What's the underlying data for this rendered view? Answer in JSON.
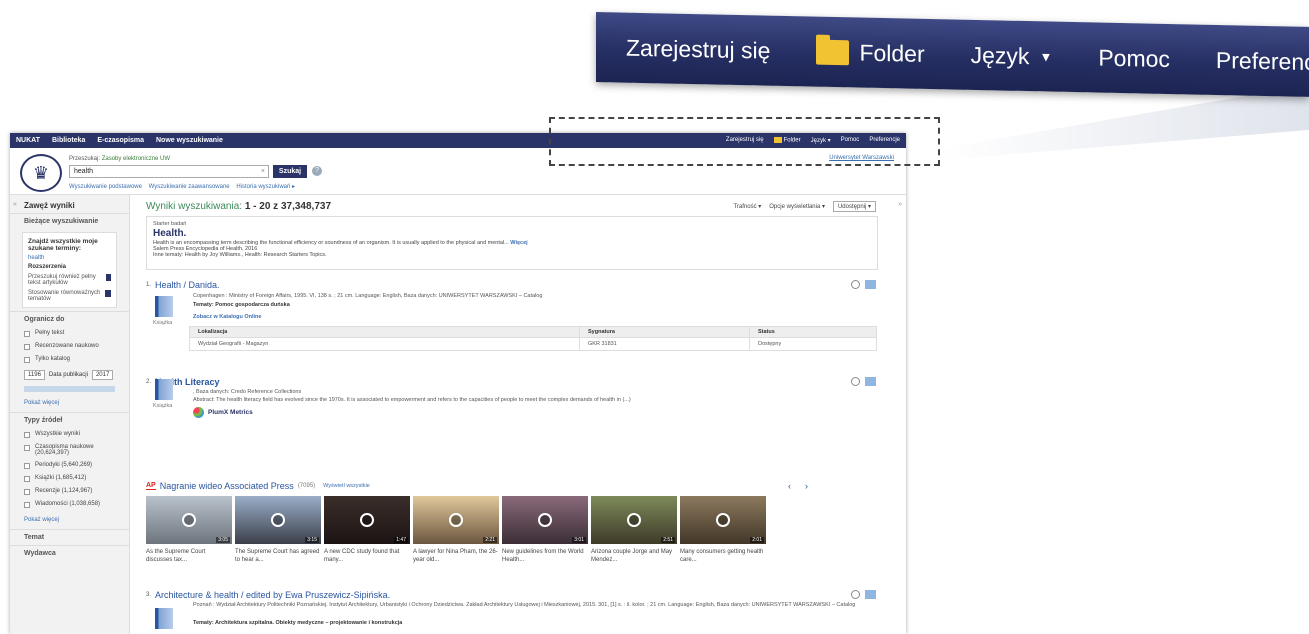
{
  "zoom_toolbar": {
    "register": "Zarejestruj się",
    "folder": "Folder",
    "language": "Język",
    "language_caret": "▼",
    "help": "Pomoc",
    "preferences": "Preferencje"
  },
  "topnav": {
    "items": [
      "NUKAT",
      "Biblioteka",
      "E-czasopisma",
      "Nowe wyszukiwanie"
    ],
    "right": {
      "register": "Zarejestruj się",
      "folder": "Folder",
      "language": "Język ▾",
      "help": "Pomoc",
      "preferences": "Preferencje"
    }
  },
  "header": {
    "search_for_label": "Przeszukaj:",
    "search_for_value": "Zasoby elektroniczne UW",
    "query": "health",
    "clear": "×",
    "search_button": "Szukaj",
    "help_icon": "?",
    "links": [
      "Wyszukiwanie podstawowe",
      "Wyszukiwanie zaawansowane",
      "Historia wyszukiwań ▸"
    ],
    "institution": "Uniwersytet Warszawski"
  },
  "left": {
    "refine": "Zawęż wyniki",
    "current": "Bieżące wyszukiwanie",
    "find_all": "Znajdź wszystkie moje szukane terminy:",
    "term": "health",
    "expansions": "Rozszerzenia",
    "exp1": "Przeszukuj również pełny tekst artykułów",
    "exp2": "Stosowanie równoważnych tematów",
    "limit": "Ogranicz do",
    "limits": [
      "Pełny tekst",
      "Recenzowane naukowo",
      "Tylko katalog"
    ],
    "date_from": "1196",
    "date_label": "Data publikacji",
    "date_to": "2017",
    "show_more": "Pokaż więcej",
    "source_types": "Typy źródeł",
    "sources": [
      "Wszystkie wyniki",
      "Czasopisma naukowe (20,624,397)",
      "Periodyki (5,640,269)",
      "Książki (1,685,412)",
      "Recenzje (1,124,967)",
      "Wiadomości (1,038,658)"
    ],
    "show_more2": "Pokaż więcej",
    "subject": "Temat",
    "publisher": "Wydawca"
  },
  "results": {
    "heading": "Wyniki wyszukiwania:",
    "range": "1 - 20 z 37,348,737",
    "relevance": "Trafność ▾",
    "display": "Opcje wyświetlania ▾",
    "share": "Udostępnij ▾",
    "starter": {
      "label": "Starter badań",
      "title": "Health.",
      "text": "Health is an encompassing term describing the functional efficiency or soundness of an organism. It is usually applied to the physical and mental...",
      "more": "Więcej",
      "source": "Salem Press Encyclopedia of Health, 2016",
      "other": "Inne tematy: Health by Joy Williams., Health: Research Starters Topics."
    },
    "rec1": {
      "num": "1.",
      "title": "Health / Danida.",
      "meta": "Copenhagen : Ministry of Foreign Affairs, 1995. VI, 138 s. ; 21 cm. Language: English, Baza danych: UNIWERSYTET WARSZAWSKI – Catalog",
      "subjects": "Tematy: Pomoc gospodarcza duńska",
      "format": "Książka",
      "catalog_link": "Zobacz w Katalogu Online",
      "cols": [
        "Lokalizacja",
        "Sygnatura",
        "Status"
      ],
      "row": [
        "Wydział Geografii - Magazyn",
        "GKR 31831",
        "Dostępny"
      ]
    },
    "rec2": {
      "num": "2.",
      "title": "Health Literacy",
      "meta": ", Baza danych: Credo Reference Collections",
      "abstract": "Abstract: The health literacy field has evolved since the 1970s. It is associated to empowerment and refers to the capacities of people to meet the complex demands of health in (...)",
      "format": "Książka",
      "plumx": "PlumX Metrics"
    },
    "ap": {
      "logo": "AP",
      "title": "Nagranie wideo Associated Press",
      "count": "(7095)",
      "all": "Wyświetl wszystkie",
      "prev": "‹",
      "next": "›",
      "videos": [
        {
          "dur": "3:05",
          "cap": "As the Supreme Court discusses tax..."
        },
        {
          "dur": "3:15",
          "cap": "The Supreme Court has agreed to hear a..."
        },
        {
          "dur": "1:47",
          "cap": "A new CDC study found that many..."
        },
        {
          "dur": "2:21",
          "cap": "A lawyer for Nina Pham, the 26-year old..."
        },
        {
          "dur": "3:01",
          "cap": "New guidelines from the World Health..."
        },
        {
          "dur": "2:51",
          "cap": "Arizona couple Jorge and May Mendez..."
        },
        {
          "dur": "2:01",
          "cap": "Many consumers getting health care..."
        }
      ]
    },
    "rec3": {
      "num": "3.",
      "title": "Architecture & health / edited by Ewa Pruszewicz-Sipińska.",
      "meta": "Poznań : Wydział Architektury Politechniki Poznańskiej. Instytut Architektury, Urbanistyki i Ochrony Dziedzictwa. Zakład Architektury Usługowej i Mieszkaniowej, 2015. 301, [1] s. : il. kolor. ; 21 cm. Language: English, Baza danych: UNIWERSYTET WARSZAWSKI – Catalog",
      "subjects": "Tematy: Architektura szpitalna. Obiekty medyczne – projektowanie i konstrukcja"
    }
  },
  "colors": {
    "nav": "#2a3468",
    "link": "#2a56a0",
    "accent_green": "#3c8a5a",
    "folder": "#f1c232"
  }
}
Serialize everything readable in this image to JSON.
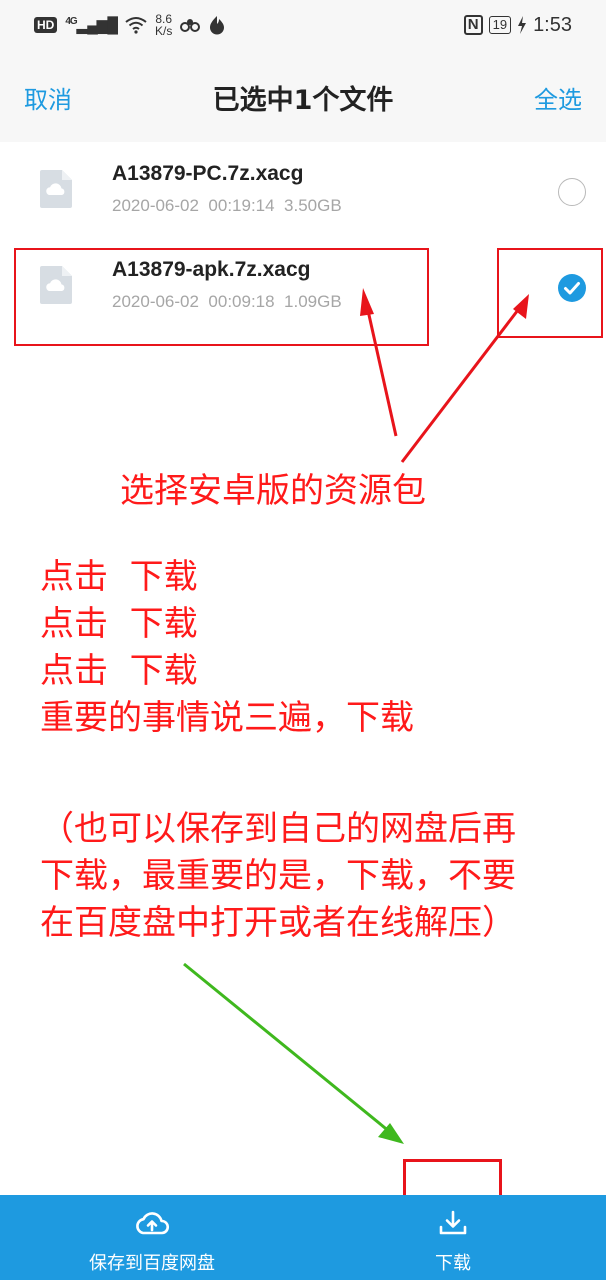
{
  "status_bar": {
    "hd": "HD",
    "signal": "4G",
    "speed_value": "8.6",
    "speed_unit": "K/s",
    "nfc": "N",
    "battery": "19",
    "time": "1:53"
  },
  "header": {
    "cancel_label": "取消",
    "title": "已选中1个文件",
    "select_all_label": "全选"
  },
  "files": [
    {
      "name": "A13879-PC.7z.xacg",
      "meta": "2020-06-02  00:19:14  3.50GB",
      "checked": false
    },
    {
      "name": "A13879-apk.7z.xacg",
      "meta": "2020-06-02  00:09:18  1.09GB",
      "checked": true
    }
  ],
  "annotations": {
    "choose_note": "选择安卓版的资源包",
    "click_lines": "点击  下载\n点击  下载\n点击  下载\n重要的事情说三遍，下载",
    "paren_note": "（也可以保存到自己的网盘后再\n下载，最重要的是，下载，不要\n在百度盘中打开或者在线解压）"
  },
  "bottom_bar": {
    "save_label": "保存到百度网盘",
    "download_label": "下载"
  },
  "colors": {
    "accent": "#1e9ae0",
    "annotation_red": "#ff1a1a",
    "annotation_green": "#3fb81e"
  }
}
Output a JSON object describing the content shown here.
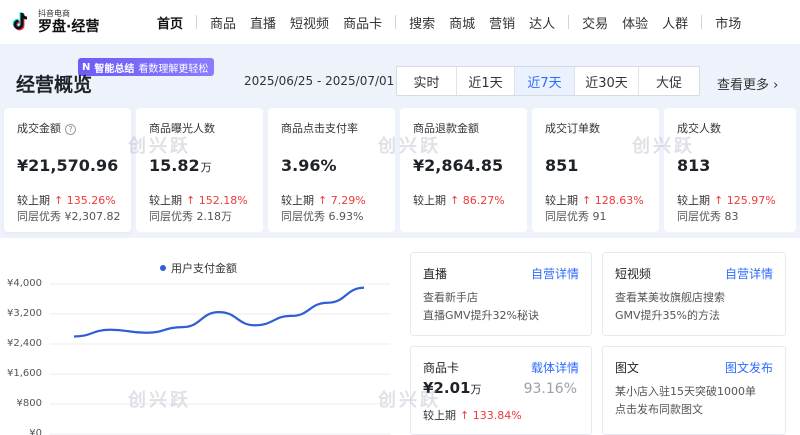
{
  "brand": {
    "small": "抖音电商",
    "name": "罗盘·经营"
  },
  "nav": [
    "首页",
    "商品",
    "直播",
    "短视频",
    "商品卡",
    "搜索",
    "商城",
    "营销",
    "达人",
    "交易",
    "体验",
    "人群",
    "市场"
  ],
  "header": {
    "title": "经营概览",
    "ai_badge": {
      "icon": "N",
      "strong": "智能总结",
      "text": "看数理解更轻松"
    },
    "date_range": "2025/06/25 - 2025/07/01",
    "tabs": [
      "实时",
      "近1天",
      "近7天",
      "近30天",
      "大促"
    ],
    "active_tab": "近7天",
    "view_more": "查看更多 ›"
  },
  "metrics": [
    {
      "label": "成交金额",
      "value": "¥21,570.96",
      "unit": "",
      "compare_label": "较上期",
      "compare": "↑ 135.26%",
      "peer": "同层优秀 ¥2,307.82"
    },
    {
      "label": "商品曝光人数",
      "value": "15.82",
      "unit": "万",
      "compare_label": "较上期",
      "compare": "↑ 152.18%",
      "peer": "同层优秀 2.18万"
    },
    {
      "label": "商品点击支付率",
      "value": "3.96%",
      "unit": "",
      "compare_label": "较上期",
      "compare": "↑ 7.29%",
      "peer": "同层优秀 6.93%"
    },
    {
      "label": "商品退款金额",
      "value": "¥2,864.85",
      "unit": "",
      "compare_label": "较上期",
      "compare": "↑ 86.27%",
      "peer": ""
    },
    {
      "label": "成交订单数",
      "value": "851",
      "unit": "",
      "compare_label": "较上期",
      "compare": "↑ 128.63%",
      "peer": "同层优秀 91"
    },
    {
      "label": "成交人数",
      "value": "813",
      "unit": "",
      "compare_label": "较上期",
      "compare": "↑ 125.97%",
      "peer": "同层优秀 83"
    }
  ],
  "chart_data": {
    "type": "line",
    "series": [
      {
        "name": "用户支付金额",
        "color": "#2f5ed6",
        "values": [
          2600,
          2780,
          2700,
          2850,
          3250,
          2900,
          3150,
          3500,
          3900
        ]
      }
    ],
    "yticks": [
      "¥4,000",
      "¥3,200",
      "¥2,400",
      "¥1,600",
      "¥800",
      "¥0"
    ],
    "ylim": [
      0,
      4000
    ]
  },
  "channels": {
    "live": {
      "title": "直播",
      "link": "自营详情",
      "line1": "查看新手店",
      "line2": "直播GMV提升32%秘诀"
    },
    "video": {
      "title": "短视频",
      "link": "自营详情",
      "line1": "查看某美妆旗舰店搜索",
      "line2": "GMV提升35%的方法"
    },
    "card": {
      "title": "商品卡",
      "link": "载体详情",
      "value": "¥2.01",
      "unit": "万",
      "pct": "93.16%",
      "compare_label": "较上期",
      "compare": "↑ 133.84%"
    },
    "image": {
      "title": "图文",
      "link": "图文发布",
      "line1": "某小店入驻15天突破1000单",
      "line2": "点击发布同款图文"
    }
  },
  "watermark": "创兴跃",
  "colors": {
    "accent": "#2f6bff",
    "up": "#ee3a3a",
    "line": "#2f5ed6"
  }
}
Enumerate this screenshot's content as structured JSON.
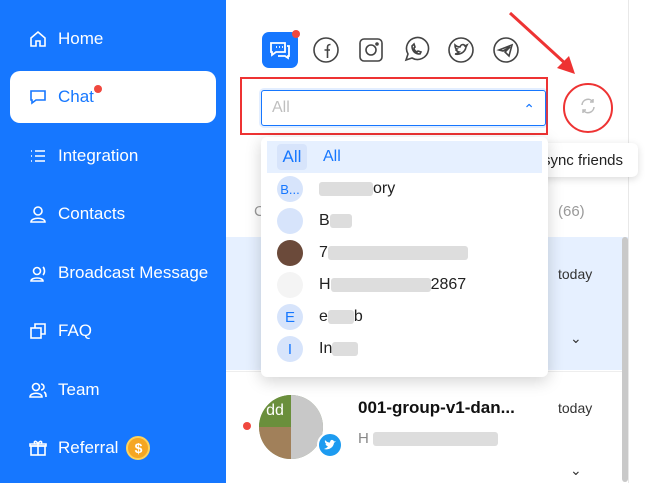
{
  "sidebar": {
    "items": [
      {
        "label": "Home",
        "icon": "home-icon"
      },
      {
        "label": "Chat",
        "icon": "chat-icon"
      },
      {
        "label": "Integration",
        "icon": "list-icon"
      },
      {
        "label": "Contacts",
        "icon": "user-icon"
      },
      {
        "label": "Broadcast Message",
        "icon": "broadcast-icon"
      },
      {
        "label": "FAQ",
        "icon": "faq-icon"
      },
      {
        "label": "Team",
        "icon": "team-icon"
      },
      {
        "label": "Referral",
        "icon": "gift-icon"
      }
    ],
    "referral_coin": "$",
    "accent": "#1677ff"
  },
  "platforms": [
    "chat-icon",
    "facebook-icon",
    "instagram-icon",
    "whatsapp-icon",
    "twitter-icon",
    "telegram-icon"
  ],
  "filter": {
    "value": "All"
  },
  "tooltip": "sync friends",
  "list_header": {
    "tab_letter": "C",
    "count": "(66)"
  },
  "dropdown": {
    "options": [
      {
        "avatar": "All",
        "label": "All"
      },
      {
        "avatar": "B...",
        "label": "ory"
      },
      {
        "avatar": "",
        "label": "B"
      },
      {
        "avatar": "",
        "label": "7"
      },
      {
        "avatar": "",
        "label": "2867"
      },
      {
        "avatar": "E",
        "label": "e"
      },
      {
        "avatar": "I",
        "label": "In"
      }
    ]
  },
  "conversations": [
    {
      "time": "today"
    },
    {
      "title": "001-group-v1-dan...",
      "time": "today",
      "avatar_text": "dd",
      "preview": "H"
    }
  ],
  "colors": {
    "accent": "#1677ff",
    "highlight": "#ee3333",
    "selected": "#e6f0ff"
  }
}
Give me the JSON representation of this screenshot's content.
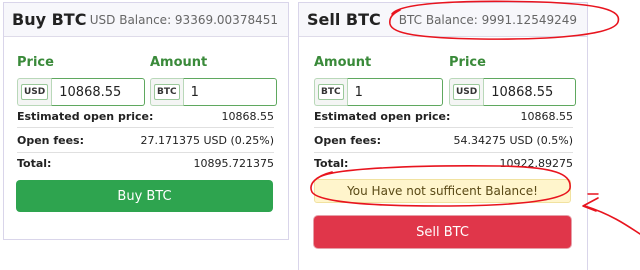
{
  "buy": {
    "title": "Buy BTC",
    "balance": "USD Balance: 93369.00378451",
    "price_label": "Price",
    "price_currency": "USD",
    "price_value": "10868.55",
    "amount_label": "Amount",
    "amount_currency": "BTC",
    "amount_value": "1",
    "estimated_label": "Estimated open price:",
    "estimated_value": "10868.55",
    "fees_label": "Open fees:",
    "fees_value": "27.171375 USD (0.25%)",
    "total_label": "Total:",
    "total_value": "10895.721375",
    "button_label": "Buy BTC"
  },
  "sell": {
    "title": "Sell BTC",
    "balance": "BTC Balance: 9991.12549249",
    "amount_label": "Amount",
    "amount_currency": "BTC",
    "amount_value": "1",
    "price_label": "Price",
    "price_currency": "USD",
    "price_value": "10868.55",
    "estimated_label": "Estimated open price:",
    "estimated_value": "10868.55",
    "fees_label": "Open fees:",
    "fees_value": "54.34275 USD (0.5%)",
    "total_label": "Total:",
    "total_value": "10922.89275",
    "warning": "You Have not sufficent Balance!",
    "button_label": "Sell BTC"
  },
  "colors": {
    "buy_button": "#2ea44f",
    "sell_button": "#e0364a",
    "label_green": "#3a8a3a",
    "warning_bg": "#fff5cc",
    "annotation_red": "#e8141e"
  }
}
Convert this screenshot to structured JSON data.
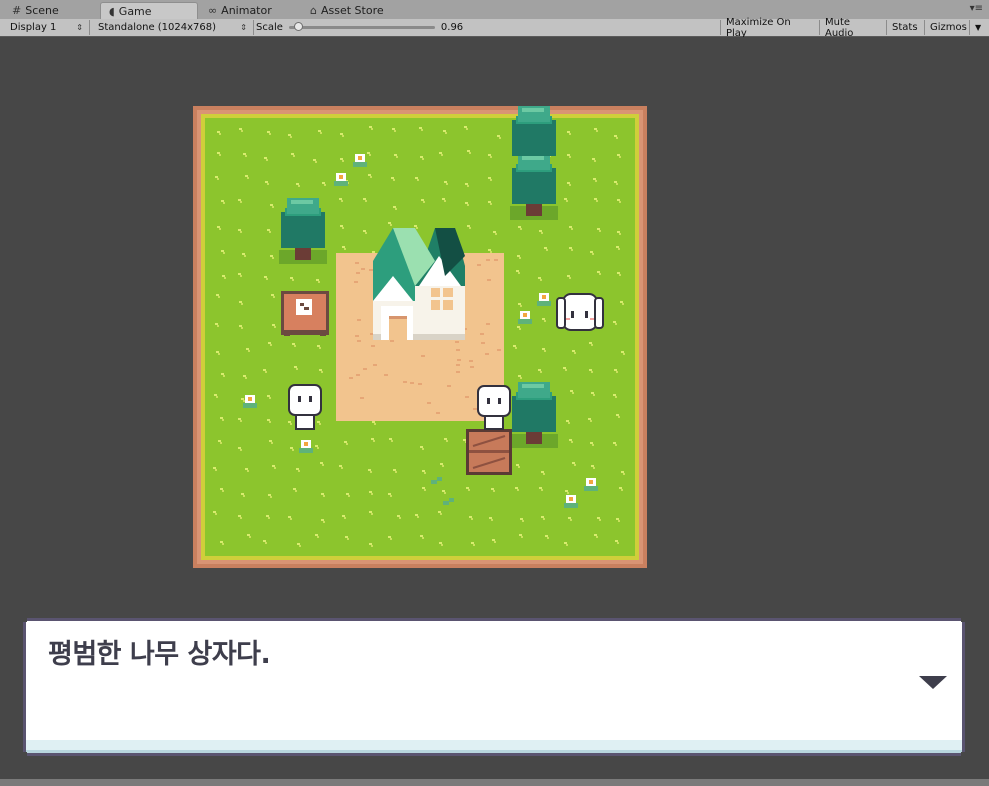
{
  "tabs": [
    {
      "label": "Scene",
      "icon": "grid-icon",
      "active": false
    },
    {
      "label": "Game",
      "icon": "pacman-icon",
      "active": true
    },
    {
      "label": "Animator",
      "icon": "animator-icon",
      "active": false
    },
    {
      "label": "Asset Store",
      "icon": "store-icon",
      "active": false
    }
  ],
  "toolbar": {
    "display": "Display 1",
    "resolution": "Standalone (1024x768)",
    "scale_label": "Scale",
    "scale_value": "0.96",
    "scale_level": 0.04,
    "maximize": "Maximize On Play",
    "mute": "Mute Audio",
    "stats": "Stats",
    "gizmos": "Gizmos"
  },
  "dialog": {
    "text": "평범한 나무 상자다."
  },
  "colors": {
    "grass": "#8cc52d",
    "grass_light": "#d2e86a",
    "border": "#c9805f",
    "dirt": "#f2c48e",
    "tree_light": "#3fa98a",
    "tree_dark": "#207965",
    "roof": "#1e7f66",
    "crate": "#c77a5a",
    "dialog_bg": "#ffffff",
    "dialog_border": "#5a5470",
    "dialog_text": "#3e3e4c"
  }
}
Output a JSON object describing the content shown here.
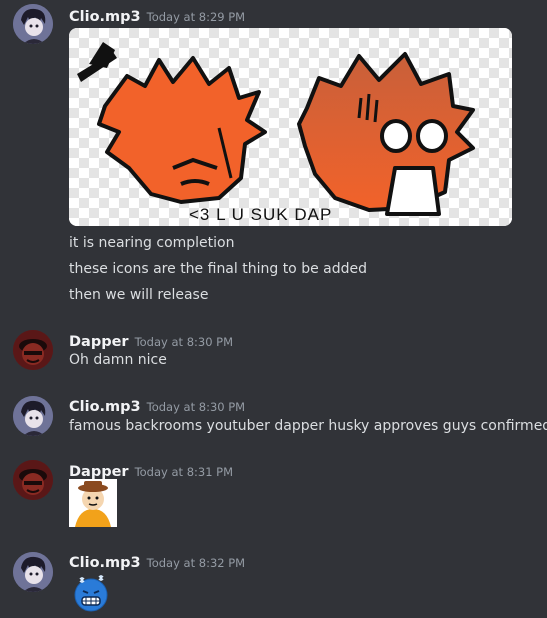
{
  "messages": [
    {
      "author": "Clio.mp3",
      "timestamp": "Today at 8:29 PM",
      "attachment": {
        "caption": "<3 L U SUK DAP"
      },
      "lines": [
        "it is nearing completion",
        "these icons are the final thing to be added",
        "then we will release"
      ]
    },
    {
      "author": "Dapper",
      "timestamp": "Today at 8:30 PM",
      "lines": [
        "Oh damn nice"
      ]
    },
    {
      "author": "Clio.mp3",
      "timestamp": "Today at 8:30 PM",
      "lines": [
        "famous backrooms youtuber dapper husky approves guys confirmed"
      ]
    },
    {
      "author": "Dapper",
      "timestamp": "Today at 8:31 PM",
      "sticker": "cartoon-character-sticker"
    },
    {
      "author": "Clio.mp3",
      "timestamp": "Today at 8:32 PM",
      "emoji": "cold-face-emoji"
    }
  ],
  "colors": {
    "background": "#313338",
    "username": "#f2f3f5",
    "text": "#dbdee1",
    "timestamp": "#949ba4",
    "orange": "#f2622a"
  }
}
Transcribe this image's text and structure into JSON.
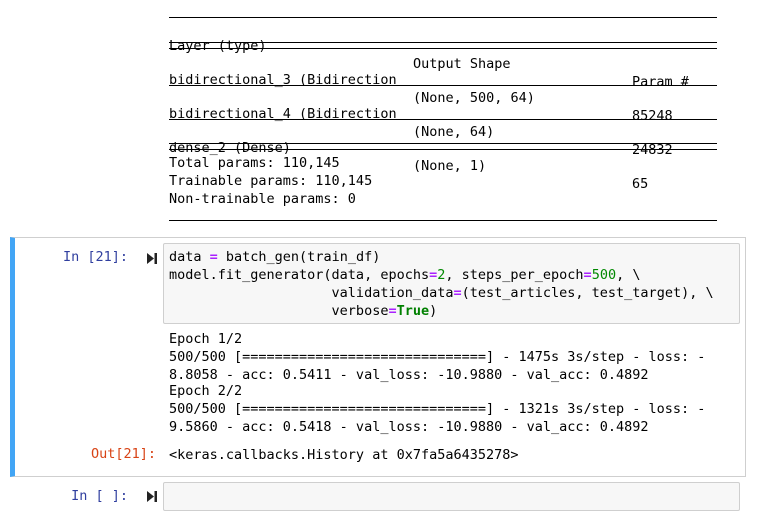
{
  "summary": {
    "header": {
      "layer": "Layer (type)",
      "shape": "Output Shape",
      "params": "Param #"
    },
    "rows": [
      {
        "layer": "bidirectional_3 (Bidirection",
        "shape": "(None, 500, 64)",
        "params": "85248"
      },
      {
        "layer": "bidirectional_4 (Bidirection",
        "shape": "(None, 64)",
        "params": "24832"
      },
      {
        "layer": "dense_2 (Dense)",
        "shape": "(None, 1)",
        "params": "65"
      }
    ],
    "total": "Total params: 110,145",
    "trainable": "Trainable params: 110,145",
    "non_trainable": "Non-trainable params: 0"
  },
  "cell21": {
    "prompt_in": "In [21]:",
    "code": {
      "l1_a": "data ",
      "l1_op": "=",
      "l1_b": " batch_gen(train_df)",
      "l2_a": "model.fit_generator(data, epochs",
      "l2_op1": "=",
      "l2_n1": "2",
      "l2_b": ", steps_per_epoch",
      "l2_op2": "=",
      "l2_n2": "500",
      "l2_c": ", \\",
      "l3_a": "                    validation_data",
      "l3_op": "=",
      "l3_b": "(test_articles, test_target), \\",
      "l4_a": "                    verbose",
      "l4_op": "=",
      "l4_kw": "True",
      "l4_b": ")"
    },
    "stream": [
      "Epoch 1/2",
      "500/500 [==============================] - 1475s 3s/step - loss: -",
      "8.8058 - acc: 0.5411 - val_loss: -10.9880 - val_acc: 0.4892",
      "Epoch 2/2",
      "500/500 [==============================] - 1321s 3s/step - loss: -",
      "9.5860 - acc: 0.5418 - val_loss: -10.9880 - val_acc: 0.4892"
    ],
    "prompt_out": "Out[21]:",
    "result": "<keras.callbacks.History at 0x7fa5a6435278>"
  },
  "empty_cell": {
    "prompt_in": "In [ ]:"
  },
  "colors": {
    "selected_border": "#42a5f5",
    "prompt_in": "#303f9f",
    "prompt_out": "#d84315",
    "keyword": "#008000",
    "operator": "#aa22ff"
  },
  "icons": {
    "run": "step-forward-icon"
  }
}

_Task goal_
Go through the data above and find the lines with the word "None". Copy each of those lines.

_Response for this exercise_
        "shape": "(None, 500, 64)",
        "shape": "(None, 64)",
        "shape": "(None, 1)",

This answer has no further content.